What the task asks
Every entry must be given again exactly.
----- Given data -----
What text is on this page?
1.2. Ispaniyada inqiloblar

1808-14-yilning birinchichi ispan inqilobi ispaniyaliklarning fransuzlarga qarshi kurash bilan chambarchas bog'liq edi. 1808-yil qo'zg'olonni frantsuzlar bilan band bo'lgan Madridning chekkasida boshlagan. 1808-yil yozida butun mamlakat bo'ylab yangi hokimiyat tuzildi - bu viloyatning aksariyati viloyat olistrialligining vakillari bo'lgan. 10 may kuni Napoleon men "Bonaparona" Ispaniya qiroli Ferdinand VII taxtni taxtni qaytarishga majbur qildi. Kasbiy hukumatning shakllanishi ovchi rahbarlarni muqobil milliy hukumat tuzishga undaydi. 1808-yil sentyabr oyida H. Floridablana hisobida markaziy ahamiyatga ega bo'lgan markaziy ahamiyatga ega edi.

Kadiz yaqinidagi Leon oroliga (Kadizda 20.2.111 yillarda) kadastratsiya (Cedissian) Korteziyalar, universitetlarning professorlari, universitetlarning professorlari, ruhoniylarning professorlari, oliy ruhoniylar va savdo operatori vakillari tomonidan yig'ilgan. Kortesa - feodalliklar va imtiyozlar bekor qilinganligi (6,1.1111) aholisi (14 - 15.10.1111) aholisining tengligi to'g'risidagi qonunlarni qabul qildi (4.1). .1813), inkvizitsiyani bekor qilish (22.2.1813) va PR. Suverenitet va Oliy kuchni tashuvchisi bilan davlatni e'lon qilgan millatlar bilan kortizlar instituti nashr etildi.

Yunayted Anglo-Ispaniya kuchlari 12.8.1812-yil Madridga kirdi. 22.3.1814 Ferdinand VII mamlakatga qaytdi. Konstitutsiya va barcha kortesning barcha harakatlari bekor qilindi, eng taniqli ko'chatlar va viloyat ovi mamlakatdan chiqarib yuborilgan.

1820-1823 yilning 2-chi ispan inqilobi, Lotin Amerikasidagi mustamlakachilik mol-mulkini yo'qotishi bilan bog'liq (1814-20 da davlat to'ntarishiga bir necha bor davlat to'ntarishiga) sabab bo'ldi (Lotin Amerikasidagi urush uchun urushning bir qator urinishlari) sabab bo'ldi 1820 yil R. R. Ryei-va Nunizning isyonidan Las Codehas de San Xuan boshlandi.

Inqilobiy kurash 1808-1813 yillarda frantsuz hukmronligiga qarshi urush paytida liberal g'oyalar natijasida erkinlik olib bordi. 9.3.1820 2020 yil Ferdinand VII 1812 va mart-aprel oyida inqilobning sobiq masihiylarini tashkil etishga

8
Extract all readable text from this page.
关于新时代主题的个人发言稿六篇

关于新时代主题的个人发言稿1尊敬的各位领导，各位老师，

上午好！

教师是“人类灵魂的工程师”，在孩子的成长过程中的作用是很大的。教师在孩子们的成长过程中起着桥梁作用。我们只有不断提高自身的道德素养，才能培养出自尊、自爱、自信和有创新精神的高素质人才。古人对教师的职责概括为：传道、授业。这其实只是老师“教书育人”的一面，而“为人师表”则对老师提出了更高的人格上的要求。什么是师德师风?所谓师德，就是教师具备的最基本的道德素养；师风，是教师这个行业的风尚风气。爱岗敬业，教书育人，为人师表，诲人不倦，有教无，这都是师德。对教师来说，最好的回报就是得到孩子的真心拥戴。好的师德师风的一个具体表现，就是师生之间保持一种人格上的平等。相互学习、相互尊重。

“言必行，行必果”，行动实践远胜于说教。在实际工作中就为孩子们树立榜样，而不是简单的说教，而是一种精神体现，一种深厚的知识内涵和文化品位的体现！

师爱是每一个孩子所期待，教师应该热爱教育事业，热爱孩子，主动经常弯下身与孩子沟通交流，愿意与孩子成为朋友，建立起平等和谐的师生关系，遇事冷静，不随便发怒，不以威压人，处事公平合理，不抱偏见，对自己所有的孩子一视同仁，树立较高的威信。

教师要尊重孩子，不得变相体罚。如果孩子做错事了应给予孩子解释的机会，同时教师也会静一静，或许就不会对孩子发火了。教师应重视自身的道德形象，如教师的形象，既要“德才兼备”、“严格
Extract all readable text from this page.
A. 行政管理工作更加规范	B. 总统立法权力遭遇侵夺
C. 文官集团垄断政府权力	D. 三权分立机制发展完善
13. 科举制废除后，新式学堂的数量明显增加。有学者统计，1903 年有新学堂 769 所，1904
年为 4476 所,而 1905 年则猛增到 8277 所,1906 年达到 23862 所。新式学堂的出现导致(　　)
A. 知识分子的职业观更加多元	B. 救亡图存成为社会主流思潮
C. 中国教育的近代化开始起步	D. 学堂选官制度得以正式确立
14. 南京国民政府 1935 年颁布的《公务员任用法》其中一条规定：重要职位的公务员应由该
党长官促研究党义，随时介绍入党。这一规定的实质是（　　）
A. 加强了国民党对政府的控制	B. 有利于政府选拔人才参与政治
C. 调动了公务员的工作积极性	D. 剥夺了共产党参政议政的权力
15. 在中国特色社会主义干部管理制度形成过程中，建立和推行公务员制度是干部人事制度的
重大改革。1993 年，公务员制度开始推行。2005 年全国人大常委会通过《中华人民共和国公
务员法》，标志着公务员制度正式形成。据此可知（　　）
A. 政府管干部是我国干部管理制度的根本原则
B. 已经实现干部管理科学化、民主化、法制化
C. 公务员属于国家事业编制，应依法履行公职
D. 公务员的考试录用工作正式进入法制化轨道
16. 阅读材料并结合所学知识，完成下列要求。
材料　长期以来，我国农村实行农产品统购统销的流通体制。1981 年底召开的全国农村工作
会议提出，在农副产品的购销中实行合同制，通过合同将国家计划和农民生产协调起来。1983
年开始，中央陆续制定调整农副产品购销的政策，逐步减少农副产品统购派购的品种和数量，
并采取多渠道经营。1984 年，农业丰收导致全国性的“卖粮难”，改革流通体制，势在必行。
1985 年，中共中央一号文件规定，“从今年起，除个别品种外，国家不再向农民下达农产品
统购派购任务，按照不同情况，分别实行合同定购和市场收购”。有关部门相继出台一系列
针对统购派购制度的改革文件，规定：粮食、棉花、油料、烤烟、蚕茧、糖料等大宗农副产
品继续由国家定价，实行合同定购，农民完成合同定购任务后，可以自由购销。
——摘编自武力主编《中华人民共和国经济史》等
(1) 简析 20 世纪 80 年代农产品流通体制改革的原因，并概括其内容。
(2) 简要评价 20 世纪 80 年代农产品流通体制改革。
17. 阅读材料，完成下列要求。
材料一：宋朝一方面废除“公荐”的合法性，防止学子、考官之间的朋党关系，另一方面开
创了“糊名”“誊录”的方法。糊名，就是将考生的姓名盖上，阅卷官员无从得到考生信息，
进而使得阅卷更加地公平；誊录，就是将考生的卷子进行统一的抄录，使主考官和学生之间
-----
Exercise response
What text is on this page?
1.2. Ispaniyada inqiloblar

1808-14-yilning birinchichi ispan inqilobi ispaniyaliklarning fransuzlarga qarshi kurash bilan chambarchas bog'liq edi. 1808-yil qo'zg'olonni frantsuzlar bilan band bo'lgan Madridning chekkasida boshlagan. 1808-yil yozida butun mamlakat bo'ylab yangi hokimiyat tuzildi - bu viloyatning aksariyati viloyat olistrialligining vakillari bo'lgan. 10 may kuni Napoleon men "Bonaparona" Ispaniya qiroli Ferdinand VII taxtni taxtni qaytarishga majbur qildi. Kasbiy hukumatning shakllanishi ovchi rahbarlarni muqobil milliy hukumat tuzishga undaydi. 1808-yil sentyabr oyida H. Floridablana hisobida markaziy ahamiyatga ega bo'lgan markaziy ahamiyatga ega edi.

Kadiz yaqinidagi Leon oroliga (Kadizda 20.2.111 yillarda) kadastratsiya (Cedissian) Korteziyalar, universitetlarning professorlari, universitetlarning professorlari, ruhoniylarning professorlari, oliy ruhoniylar va savdo operatori vakillari tomonidan yig'ilgan. Kortesa - feodalliklar va imtiyozlar bekor qilinganligi (6,1.1111) aholisi (14 - 15.10.1111) aholisining tengligi to'g'risidagi qonunlarni qabul qildi (4.1). .1813), inkvizitsiyani bekor qilish (22.2.1813) va PR. Suverenitet va Oliy kuchni tashuvchisi bilan davlatni e'lon qilgan millatlar bilan kortizlar instituti nashr etildi.

Yunayted Anglo-Ispaniya kuchlari 12.8.1812-yil Madridga kirdi. 22.3.1814 Ferdinand VII mamlakatga qaytdi. Konstitutsiya va barcha kortesning barcha harakatlari bekor qilindi, eng taniqli ko'chatlar va viloyat ovi mamlakatdan chiqarib yuborilgan.

1820-1823 yilning 2-chi ispan inqilobi, Lotin Amerikasidagi mustamlakachilik mol-mulkini yo'qotishi bilan bog'liq (1814-20 da davlat to'ntarishiga bir necha bor davlat to'ntarishiga) sabab bo'ldi (Lotin Amerikasidagi urush uchun urushning bir qator urinishlari) sabab bo'ldi 1820 yil R. R. Ryei-va Nunizning isyonidan Las Codehas de San Xuan boshlandi.

Inqilobiy kurash 1808-1813 yillarda frantsuz hukmronligiga qarshi urush paytida liberal g'oyalar natijasida erkinlik olib bordi. 9.3.1820 2020 yil Ferdinand VII 1812 va mart-aprel oyida inqilobning sobiq masihiylarini tashkil etishga

8
Extract all readable text from this page.
关于新时代主题的个人发言稿六篇

关于新时代主题的个人发言稿1尊敬的各位领导，各位老师，

上午好！

教师是“人类灵魂的工程师”，在孩子的成长过程中的作用是很大的。教师在孩子们的成长过程中起着桥梁作用。我们只有不断提高自身的道德素养，才能培养出自尊、自爱、自信和有创新精神的高素质人才。古人对教师的职责概括为：传道、授业。这其实只是老师“教书育人”的一面，而“为人师表”则对老师提出了更高的人格上的要求。什么是师德师风?所谓师德，就是教师具备的最基本的道德素养；师风，是教师这个行业的风尚风气。爱岗敬业，教书育人，为人师表，诲人不倦，有教无，这都是师德。对教师来说，最好的回报就是得到孩子的真心拥戴。好的师德师风的一个具体表现，就是师生之间保持一种人格上的平等。相互学习、相互尊重。

“言必行，行必果”，行动实践远胜于说教。在实际工作中就为孩子们树立榜样，而不是简单的说教，而是一种精神体现，一种深厚的知识内涵和文化品位的体现！

师爱是每一个孩子所期待，教师应该热爱教育事业，热爱孩子，主动经常弯下身与孩子沟通交流，愿意与孩子成为朋友，建立起平等和谐的师生关系，遇事冷静，不随便发怒，不以威压人，处事公平合理，不抱偏见，对自己所有的孩子一视同仁，树立较高的威信。

教师要尊重孩子，不得变相体罚。如果孩子做错事了应给予孩子解释的机会，同时教师也会静一静，或许就不会对孩子发火了。教师应重视自身的道德形象，如教师的形象，既要“德才兼备”、“严格
Extract all readable text from this page.
A. 行政管理工作更加规范	B. 总统立法权力遭遇侵夺
C. 文官集团垄断政府权力	D. 三权分立机制发展完善
13. 科举制废除后，新式学堂的数量明显增加。有学者统计，1903 年有新学堂 769 所，1904
年为 4476 所,而 1905 年则猛增到 8277 所,1906 年达到 23862 所。新式学堂的出现导致(　　)
A. 知识分子的职业观更加多元	B. 救亡图存成为社会主流思潮
C. 中国教育的近代化开始起步	D. 学堂选官制度得以正式确立
14. 南京国民政府 1935 年颁布的《公务员任用法》其中一条规定：重要职位的公务员应由该
党长官促研究党义，随时介绍入党。这一规定的实质是（　　）
A. 加强了国民党对政府的控制	B. 有利于政府选拔人才参与政治
C. 调动了公务员的工作积极性	D. 剥夺了共产党参政议政的权力
15. 在中国特色社会主义干部管理制度形成过程中，建立和推行公务员制度是干部人事制度的
重大改革。1993 年，公务员制度开始推行。2005 年全国人大常委会通过《中华人民共和国公
务员法》，标志着公务员制度正式形成。据此可知（　　）
A. 政府管干部是我国干部管理制度的根本原则
B. 已经实现干部管理科学化、民主化、法制化
C. 公务员属于国家事业编制，应依法履行公职
D. 公务员的考试录用工作正式进入法制化轨道
16. 阅读材料并结合所学知识，完成下列要求。
材料　长期以来，我国农村实行农产品统购统销的流通体制。1981 年底召开的全国农村工作
会议提出，在农副产品的购销中实行合同制，通过合同将国家计划和农民生产协调起来。1983
年开始，中央陆续制定调整农副产品购销的政策，逐步减少农副产品统购派购的品种和数量，
并采取多渠道经营。1984 年，农业丰收导致全国性的“卖粮难”，改革流通体制，势在必行。
1985 年，中共中央一号文件规定，“从今年起，除个别品种外，国家不再向农民下达农产品
统购派购任务，按照不同情况，分别实行合同定购和市场收购”。有关部门相继出台一系列
针对统购派购制度的改革文件，规定：粮食、棉花、油料、烤烟、蚕茧、糖料等大宗农副产
品继续由国家定价，实行合同定购，农民完成合同定购任务后，可以自由购销。
——摘编自武力主编《中华人民共和国经济史》等
(1) 简析 20 世纪 80 年代农产品流通体制改革的原因，并概括其内容。
(2) 简要评价 20 世纪 80 年代农产品流通体制改革。
17. 阅读材料，完成下列要求。
材料一：宋朝一方面废除“公荐”的合法性，防止学子、考官之间的朋党关系，另一方面开
创了“糊名”“誊录”的方法。糊名，就是将考生的姓名盖上，阅卷官员无从得到考生信息，
进而使得阅卷更加地公平；誊录，就是将考生的卷子进行统一的抄录，使主考官和学生之间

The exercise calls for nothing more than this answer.